→ **Supplied data**:
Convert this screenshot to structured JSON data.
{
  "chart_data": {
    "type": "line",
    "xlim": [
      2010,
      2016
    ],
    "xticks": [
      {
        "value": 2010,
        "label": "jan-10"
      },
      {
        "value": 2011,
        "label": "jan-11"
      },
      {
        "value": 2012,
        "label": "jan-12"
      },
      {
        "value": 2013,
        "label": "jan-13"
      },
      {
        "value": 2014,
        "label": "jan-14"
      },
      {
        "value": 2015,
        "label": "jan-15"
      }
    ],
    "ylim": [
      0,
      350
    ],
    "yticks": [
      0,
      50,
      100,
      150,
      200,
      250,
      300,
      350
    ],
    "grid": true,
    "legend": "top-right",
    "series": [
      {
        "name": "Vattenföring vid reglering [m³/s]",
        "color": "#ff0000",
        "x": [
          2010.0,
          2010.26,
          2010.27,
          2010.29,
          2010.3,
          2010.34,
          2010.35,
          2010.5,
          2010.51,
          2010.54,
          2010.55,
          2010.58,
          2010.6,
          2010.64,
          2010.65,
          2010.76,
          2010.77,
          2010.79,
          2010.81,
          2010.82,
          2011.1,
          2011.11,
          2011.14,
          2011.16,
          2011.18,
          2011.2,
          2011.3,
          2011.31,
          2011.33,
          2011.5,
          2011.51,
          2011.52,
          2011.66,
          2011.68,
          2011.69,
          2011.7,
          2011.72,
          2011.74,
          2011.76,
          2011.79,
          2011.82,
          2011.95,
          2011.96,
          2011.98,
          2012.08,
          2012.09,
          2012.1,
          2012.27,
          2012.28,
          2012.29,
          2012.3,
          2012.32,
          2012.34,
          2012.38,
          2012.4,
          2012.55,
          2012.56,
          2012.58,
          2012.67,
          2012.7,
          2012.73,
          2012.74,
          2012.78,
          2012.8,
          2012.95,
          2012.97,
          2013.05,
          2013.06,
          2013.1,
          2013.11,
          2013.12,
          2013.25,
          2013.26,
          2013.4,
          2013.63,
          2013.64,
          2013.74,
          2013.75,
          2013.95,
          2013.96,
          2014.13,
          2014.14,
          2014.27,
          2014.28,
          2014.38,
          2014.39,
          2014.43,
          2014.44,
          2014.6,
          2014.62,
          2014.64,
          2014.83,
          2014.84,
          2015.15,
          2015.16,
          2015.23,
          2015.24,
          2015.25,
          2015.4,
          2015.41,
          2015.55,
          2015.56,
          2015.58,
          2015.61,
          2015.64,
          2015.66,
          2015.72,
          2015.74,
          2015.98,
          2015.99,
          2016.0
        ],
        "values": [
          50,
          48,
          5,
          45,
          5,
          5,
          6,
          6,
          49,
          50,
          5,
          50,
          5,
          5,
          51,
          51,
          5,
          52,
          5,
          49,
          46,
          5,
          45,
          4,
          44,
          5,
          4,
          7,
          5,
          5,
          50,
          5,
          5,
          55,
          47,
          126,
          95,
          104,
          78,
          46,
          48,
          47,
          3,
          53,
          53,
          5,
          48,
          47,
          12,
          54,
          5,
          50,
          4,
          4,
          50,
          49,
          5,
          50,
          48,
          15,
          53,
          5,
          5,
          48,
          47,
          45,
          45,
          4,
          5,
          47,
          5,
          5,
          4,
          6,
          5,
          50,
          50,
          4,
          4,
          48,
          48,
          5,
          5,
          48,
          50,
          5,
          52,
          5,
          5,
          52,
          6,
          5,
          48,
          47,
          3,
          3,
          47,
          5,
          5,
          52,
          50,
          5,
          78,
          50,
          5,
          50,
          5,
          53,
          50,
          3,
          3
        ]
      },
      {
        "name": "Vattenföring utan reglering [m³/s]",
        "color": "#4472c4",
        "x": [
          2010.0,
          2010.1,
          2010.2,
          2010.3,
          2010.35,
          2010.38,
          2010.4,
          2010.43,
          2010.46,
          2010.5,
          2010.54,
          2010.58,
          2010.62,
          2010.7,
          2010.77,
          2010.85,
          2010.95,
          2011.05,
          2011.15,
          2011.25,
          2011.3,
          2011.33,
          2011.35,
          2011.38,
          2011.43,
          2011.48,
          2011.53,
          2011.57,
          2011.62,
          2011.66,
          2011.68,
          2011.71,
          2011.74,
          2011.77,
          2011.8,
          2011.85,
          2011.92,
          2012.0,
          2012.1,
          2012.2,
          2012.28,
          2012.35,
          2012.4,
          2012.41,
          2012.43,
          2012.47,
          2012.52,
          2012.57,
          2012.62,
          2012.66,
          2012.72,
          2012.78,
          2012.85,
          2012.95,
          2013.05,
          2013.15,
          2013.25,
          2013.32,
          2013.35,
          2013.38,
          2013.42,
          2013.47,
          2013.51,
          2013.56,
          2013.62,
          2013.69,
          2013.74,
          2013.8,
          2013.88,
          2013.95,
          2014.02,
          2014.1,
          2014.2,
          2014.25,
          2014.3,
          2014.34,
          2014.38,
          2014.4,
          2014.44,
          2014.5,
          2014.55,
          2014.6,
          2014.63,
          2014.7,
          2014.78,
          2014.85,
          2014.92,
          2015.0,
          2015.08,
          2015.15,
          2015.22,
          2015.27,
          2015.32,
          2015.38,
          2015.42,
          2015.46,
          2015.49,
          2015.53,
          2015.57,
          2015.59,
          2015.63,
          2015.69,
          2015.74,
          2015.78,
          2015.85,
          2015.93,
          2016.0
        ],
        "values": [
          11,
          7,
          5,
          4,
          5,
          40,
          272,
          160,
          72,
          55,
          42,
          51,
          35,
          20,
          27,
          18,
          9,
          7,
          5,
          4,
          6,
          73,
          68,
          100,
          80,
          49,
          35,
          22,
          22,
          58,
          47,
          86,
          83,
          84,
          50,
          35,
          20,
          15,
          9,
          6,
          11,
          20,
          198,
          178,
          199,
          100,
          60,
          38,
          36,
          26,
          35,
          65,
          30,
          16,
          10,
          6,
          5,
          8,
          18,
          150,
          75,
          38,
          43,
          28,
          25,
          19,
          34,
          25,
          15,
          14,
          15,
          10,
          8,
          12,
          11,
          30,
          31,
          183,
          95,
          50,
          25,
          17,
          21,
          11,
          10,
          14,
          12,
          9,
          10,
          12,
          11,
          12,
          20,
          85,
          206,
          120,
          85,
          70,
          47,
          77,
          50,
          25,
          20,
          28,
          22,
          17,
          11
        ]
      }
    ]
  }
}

→ **Work required**:
Report each line in the preceding entries that holds the string "label".

→ **Worked solution**:
        "label": "jan-10"
        "label": "jan-11"
        "label": "jan-12"
        "label": "jan-13"
        "label": "jan-14"
        "label": "jan-15"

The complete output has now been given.